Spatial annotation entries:

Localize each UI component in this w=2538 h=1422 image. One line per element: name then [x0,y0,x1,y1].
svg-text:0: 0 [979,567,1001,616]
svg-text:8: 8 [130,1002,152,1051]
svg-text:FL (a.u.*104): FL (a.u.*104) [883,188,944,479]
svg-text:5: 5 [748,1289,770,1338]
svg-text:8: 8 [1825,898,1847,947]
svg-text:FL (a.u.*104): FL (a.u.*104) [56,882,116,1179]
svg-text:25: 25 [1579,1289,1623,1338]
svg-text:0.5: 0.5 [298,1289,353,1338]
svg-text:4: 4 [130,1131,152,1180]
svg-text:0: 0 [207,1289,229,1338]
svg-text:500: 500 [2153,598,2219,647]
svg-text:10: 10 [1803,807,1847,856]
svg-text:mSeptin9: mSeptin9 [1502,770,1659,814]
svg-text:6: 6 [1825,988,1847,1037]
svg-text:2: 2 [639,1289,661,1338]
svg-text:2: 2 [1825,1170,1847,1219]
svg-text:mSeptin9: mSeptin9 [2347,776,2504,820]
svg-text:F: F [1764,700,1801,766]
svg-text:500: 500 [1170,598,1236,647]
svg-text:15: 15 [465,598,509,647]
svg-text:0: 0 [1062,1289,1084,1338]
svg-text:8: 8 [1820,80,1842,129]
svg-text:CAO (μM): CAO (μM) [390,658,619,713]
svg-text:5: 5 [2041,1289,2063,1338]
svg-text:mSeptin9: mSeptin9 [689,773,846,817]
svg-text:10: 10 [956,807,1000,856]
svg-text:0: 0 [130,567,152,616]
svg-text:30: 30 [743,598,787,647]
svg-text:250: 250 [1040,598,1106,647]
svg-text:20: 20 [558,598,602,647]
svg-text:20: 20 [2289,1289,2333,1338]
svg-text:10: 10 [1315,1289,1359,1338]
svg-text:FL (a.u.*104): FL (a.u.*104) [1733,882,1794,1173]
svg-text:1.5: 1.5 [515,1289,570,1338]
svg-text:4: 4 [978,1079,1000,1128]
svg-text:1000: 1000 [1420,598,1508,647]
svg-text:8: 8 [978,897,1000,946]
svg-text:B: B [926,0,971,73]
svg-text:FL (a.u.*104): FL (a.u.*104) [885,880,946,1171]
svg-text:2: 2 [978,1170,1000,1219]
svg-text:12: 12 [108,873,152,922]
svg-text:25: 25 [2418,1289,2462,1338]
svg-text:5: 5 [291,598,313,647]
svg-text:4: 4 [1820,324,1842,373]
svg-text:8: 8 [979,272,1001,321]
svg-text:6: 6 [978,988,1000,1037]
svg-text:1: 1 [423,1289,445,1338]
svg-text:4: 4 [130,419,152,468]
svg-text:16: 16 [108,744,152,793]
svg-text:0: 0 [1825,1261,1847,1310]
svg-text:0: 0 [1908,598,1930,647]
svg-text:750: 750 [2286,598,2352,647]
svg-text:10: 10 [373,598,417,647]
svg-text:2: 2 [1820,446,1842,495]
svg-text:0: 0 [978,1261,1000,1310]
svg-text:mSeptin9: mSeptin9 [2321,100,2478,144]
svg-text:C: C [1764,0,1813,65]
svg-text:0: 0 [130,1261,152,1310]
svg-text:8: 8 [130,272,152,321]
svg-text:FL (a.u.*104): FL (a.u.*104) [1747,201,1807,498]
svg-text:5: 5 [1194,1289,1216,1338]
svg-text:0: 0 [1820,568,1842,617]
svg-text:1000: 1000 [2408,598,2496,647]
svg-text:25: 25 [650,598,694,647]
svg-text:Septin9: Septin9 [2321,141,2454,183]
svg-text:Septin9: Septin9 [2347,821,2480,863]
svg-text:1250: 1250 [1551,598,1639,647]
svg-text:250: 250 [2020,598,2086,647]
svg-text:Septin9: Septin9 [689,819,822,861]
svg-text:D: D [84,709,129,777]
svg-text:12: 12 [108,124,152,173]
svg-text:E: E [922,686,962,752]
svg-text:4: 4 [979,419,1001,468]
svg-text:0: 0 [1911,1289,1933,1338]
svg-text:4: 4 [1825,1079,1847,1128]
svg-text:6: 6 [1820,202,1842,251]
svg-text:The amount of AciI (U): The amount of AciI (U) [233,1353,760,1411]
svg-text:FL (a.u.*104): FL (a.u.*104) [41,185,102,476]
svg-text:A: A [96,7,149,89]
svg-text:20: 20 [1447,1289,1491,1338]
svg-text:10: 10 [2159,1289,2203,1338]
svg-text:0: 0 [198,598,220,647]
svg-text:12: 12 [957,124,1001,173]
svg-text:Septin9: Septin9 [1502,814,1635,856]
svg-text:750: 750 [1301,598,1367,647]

Directive:
Format the lines of these entries as a JSON list of strings, one string per line, with blank lines omitted.

Solution for this task:
[
  "Localize each UI component in this w=2538 h=1422 image. One line per element: name then [x0,y0,x1,y1].",
  "svg-text:0: 0 [979,567,1001,616]",
  "svg-text:8: 8 [130,1002,152,1051]",
  "svg-text:FL (a.u.*104): FL (a.u.*104) [883,188,944,479]",
  "svg-text:5: 5 [748,1289,770,1338]",
  "svg-text:8: 8 [1825,898,1847,947]",
  "svg-text:FL (a.u.*104): FL (a.u.*104) [56,882,116,1179]",
  "svg-text:25: 25 [1579,1289,1623,1338]",
  "svg-text:0.5: 0.5 [298,1289,353,1338]",
  "svg-text:4: 4 [130,1131,152,1180]",
  "svg-text:0: 0 [207,1289,229,1338]",
  "svg-text:500: 500 [2153,598,2219,647]",
  "svg-text:10: 10 [1803,807,1847,856]",
  "svg-text:mSeptin9: mSeptin9 [1502,770,1659,814]",
  "svg-text:6: 6 [1825,988,1847,1037]",
  "svg-text:2: 2 [639,1289,661,1338]",
  "svg-text:2: 2 [1825,1170,1847,1219]",
  "svg-text:mSeptin9: mSeptin9 [2347,776,2504,820]",
  "svg-text:F: F [1764,700,1801,766]",
  "svg-text:500: 500 [1170,598,1236,647]",
  "svg-text:15: 15 [465,598,509,647]",
  "svg-text:0: 0 [1062,1289,1084,1338]",
  "svg-text:8: 8 [1820,80,1842,129]",
  "svg-text:CAO (μM): CAO (μM) [390,658,619,713]",
  "svg-text:5: 5 [2041,1289,2063,1338]",
  "svg-text:mSeptin9: mSeptin9 [689,773,846,817]",
  "svg-text:10: 10 [956,807,1000,856]",
  "svg-text:0: 0 [130,567,152,616]",
  "svg-text:30: 30 [743,598,787,647]",
  "svg-text:250: 250 [1040,598,1106,647]",
  "svg-text:20: 20 [558,598,602,647]",
  "svg-text:20: 20 [2289,1289,2333,1338]",
  "svg-text:10: 10 [1315,1289,1359,1338]",
  "svg-text:FL (a.u.*104): FL (a.u.*104) [1733,882,1794,1173]",
  "svg-text:1.5: 1.5 [515,1289,570,1338]",
  "svg-text:4: 4 [978,1079,1000,1128]",
  "svg-text:1000: 1000 [1420,598,1508,647]",
  "svg-text:8: 8 [978,897,1000,946]",
  "svg-text:B: B [926,0,971,73]",
  "svg-text:FL (a.u.*104): FL (a.u.*104) [885,880,946,1171]",
  "svg-text:2: 2 [978,1170,1000,1219]",
  "svg-text:12: 12 [108,873,152,922]",
  "svg-text:25: 25 [2418,1289,2462,1338]",
  "svg-text:5: 5 [291,598,313,647]",
  "svg-text:4: 4 [1820,324,1842,373]",
  "svg-text:8: 8 [979,272,1001,321]",
  "svg-text:6: 6 [978,988,1000,1037]",
  "svg-text:1: 1 [423,1289,445,1338]",
  "svg-text:4: 4 [130,419,152,468]",
  "svg-text:16: 16 [108,744,152,793]",
  "svg-text:0: 0 [1825,1261,1847,1310]",
  "svg-text:0: 0 [1908,598,1930,647]",
  "svg-text:750: 750 [2286,598,2352,647]",
  "svg-text:10: 10 [373,598,417,647]",
  "svg-text:2: 2 [1820,446,1842,495]",
  "svg-text:0: 0 [978,1261,1000,1310]",
  "svg-text:mSeptin9: mSeptin9 [2321,100,2478,144]",
  "svg-text:C: C [1764,0,1813,65]",
  "svg-text:0: 0 [130,1261,152,1310]",
  "svg-text:8: 8 [130,272,152,321]",
  "svg-text:FL (a.u.*104): FL (a.u.*104) [1747,201,1807,498]",
  "svg-text:5: 5 [1194,1289,1216,1338]",
  "svg-text:0: 0 [1820,568,1842,617]",
  "svg-text:1000: 1000 [2408,598,2496,647]",
  "svg-text:25: 25 [650,598,694,647]",
  "svg-text:Septin9: Septin9 [2321,141,2454,183]",
  "svg-text:Septin9: Septin9 [2347,821,2480,863]",
  "svg-text:1250: 1250 [1551,598,1639,647]",
  "svg-text:250: 250 [2020,598,2086,647]",
  "svg-text:Septin9: Septin9 [689,819,822,861]",
  "svg-text:D: D [84,709,129,777]",
  "svg-text:12: 12 [108,124,152,173]",
  "svg-text:E: E [922,686,962,752]",
  "svg-text:4: 4 [979,419,1001,468]",
  "svg-text:0: 0 [1911,1289,1933,1338]",
  "svg-text:4: 4 [1825,1079,1847,1128]",
  "svg-text:6: 6 [1820,202,1842,251]",
  "svg-text:The amount of AciI (U): The amount of AciI (U) [233,1353,760,1411]",
  "svg-text:FL (a.u.*104): FL (a.u.*104) [41,185,102,476]",
  "svg-text:A: A [96,7,149,89]",
  "svg-text:20: 20 [1447,1289,1491,1338]",
  "svg-text:10: 10 [2159,1289,2203,1338]",
  "svg-text:0: 0 [198,598,220,647]",
  "svg-text:12: 12 [957,124,1001,173]",
  "svg-text:Septin9: Septin9 [1502,814,1635,856]",
  "svg-text:750: 750 [1301,598,1367,647]"
]